Ther basic problem is that these ranks (Phylum, Class, Order...) are largely meaningless. It's relative position that's important, not "rank". When "Classes" such as Aves or Mammalia are found to be subsets of another "Class" (Reptilia), it makes no sense to retain Aves, Mammalia and Reptilia as equally ranked groups. Linnaean perceived mammals and birds to be superior to the lowly reptiles. We now know this concept is erroneous and misleading. For this and other reasons it's better just to do away with Linnean ranks altogether.

By T.Williams (not verified) on 11 Jun 2009 #permalink

Last but not least:

"Also, cladistics often defy common sense, placing animals that don't look anything like each other (Pachycephalosaurs and Cerotopsians, for example) in the same clade."

Who says pachycephalosaurians and ceratopsians don't look alike? Look at the skulls!

Also, there's a basal ceratopsian (discovered fairly recently) called _Yinlong_ that reinforces the link between pachycephalosaurians and ceratopsians.

By T.Williams (not verified) on 11 Jun 2009 #permalink

T. Williams, Jura: Thank you all for commenting on what I said. You have convinced me that I was wrong, and you made some VERY good points. For starters, I never really thought about Beipiaosaurus' profeathers being a secondary condition. It actually sounds pretty likely. Thanks for pointing that out. And you know, now that I think on it, Linnaean taxonomy IS impractical! Cladistics may be wrong SOMETIMES (although my examples of this were bogous), but linnaean taxonomy is wrong MUCH more often. Like the separation of birds from reptiles. And It's got that whole "ladder of progress" aoura around it. Mammals and birds superior to reptiles? Bull. Most of the time I think my pet gecko is WAY smarter than my cats. I have also taken a better look at the skulls of Pachycephalosaurs and Ceratopsians, and they DO look alike! (Why the heck did I even say that they didn't? Maybe I was just thinking about basic body structure.) I also took a good look at a skeletal drawing of Yinlong (an animal that I'd heard about but never really looked at) and that sucker looks just like a Pachycephalosaur! I know it sounds cliche, but thank you for showing me the eror(s)of my ways. Oh, and next time I'll think and do more research before I open my big fat mouth. Once again Thanks!

By Michael Erickson (not verified) on 11 Jun 2009 #permalink

That's ERROR. Sorry.

By Michael Erickson (not verified) on 11 Jun 2009 #permalink

Hehe, no problem Michael. :-) I wrote these responses in a hurry (I was multitasking at the time), so they were a bit rushed. So any 'terseness' in the tone was accidental and unintentional.

Yep, geckos are pretty smart.

By T.Williams (not verified) on 11 Jun 2009 #permalink

Thanks! I sensed no terseness.

By Michael Erickson (not verified) on 11 Jun 2009 #permalink

What falsifies the BADD theory, whose major scenario is the assembly of a flying bird from components that evolved entirely in a terrestrial, nonvolant context, is the sheer unlikelihood of this sequence of events.

1) It's not a theory, it's a hypothesis, because it's way too small for a theory. A theory is something big and overarching, like that of evolution.

2) How did you calculate that probability?

## Exercise material
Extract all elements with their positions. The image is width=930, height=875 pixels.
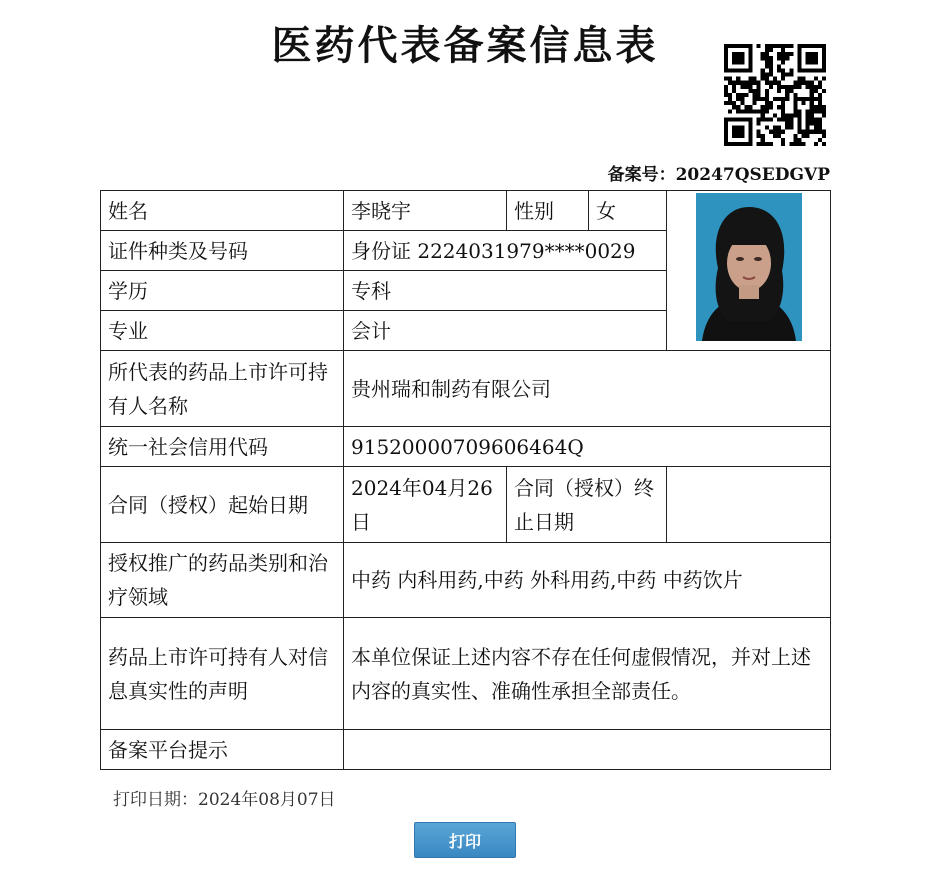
gender-label: 性别: [507, 191, 589, 231]
statement-label: 药品上市许可持有人对信息真实性的声明: [101, 618, 344, 730]
end-date-label: 合同（授权）终止日期: [507, 467, 667, 543]
id-value: 身份证 2224031979****0029: [344, 231, 667, 271]
name-value: 李晓宇: [344, 191, 507, 231]
id-photo: [696, 193, 802, 341]
platform-value: [344, 730, 831, 770]
table-row: [101, 467, 831, 543]
gender-value: 女: [589, 191, 667, 231]
major-value: 会计: [344, 311, 667, 351]
category-label: 授权推广的药品类别和治疗领域: [101, 543, 344, 618]
major-label: 专业: [101, 311, 344, 351]
table-row: [101, 618, 831, 730]
print-date-label: 打印日期：: [113, 790, 198, 810]
credit-label: 统一社会信用代码: [101, 427, 344, 467]
info-table: [100, 190, 831, 770]
table-row: [101, 351, 831, 427]
education-value: 专科: [344, 271, 667, 311]
category-value: 中药 内科用药,中药 外科用药,中药 中药饮片: [344, 543, 831, 618]
end-date-value: [667, 467, 831, 543]
holder-label: 所代表的药品上市许可持有人名称: [101, 351, 344, 427]
education-label: 学历: [101, 271, 344, 311]
record-number: [608, 160, 830, 185]
name-label: 姓名: [101, 191, 344, 231]
print-date: [113, 785, 336, 810]
id-label: 证件种类及号码: [101, 231, 344, 271]
table-row: [101, 543, 831, 618]
statement-value: 本单位保证上述内容不存在任何虚假情况，并对上述内容的真实性、准确性承担全部责任。: [344, 618, 831, 730]
table-row: [101, 191, 831, 231]
start-date-value: 2024年04月26日: [344, 467, 507, 543]
credit-value: 91520000709606464Q: [344, 427, 831, 467]
photo-cell: [667, 191, 831, 351]
record-number-label: 备案号：: [607, 165, 676, 185]
start-date-label: 合同（授权）起始日期: [101, 467, 344, 543]
holder-value: 贵州瑞和制药有限公司: [344, 351, 831, 427]
table-row: [101, 730, 831, 770]
platform-label: 备案平台提示: [101, 730, 344, 770]
qr-code-icon: [724, 44, 826, 146]
print-date-value: 2024年08月07日: [198, 790, 336, 810]
print-button[interactable]: 打印: [414, 822, 516, 858]
page-title: 医药代表备案信息表: [271, 22, 659, 69]
table-row: [101, 427, 831, 467]
record-number-value: 20247QSEDGVP: [675, 165, 830, 185]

## Parts of the exercise
• a. Print the passage of the taxonomy discussion that starts with "Thanks! I sensed" and goes on through "calculate that probability?", copying every word as it appears.
• b. Select each line in the records that contains the string "major".

## Solutions in order
• a.
Thanks! I sensed no terseness.

By Michael Erickson (not verified) on 11 Jun 2009 #permalink

What falsifies the BADD theory, whose major scenario is the assembly of a flying bird from components that evolved entirely in a terrestrial, nonvolant context, is the sheer unlikelihood of this sequence of events.

1) It's not a theory, it's a hypothesis, because it's way too small for a theory. A theory is something big and overarching, like that of evolution.

2) How did you calculate that probability?

• b.
major-value: 会计: [344, 311, 667, 351]
major-label: 专业: [101, 311, 344, 351]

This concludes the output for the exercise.